>>
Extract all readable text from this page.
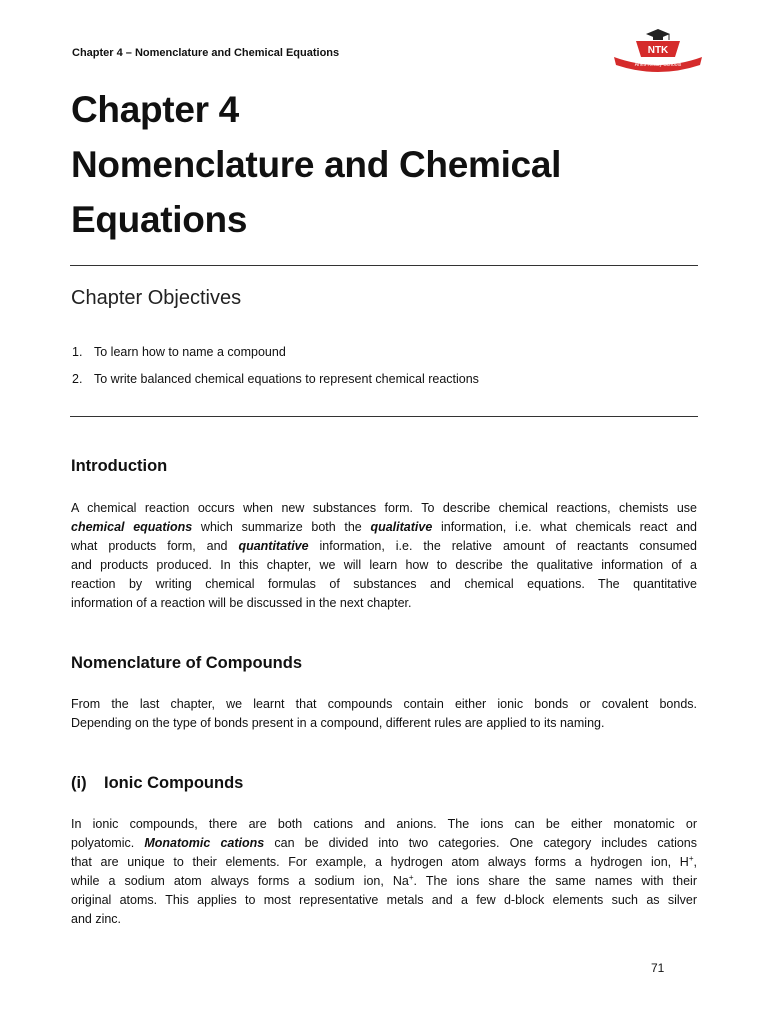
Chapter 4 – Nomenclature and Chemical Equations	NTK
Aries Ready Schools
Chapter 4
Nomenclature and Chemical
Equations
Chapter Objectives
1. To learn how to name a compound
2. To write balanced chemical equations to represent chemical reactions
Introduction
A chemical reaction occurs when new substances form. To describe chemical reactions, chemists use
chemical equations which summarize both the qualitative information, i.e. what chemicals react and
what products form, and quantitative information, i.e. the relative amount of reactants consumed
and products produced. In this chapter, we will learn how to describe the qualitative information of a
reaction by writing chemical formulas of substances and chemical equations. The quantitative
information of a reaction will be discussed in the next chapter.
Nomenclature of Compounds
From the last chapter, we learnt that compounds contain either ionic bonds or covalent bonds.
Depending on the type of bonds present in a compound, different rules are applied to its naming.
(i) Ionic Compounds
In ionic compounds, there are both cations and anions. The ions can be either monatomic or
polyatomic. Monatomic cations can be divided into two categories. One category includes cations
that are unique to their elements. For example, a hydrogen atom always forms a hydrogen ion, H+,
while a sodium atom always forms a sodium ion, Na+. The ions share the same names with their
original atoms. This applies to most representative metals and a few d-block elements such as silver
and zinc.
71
<<
>>
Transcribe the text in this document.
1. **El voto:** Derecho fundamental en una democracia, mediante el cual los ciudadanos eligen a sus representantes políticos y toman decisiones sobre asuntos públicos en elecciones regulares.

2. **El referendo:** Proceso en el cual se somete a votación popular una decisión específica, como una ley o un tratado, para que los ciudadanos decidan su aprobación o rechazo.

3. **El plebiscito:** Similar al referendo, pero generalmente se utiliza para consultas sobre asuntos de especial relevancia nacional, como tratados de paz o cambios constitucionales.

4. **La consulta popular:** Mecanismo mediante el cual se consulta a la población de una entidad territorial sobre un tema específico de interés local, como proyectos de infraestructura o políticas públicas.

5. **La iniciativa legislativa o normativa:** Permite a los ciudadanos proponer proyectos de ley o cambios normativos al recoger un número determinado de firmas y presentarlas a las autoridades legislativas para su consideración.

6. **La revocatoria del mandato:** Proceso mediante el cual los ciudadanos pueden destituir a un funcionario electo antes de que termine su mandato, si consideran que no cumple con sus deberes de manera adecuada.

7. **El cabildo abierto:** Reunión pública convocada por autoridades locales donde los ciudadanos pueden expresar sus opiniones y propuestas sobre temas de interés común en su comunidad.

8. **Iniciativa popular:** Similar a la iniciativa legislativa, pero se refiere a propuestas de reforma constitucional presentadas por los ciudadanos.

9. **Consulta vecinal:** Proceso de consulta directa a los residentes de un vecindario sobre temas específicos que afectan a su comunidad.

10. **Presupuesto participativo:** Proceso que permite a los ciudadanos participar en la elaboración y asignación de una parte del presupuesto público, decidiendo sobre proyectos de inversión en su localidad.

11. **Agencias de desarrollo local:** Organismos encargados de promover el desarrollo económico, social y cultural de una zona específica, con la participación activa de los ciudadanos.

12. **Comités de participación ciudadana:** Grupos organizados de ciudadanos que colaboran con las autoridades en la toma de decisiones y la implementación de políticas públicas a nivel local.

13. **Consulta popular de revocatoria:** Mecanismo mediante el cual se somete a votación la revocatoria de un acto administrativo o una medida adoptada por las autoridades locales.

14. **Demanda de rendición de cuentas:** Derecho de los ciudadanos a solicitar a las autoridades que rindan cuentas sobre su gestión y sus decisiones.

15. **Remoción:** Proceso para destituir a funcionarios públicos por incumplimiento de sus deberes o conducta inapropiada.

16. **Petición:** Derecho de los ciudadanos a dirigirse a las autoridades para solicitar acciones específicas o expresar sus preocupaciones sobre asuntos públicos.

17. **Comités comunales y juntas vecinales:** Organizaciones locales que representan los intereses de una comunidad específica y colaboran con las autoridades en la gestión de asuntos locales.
<<
>>
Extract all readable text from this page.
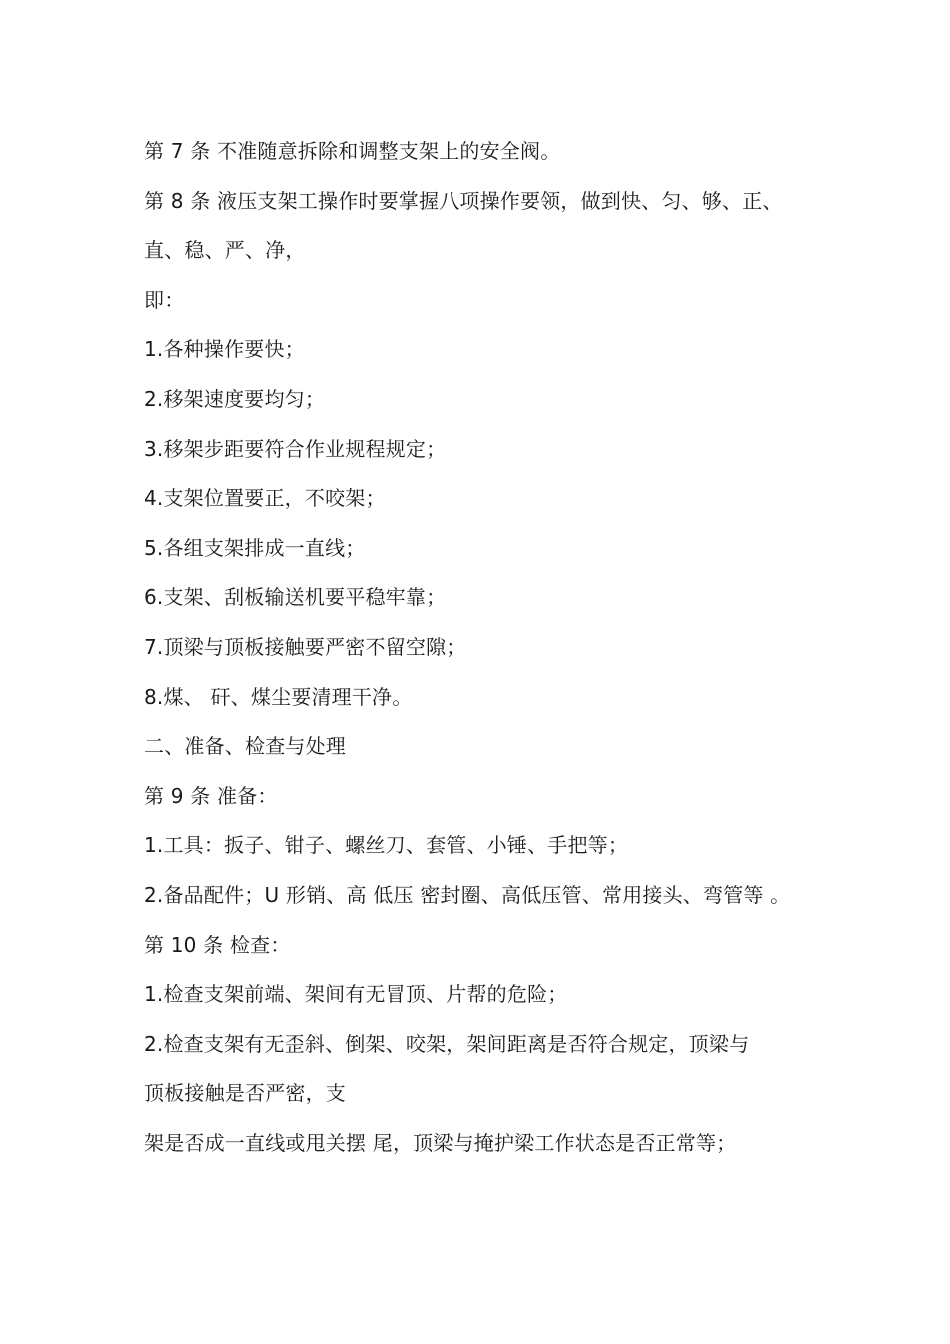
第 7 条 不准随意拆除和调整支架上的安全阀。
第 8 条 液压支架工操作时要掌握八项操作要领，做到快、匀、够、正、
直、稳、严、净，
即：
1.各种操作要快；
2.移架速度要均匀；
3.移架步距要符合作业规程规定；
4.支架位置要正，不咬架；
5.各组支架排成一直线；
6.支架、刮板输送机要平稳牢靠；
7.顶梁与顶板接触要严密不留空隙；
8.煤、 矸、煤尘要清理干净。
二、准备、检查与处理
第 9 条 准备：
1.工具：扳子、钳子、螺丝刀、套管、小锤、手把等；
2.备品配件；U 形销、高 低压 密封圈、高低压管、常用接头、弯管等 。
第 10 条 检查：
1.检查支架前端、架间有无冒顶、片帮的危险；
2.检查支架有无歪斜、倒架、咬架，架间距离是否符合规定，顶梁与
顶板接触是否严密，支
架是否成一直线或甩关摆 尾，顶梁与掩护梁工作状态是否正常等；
<<
Work instructions:
Going through the lines above one by one, tally those with the word "elements" and give only the total.

The response:
2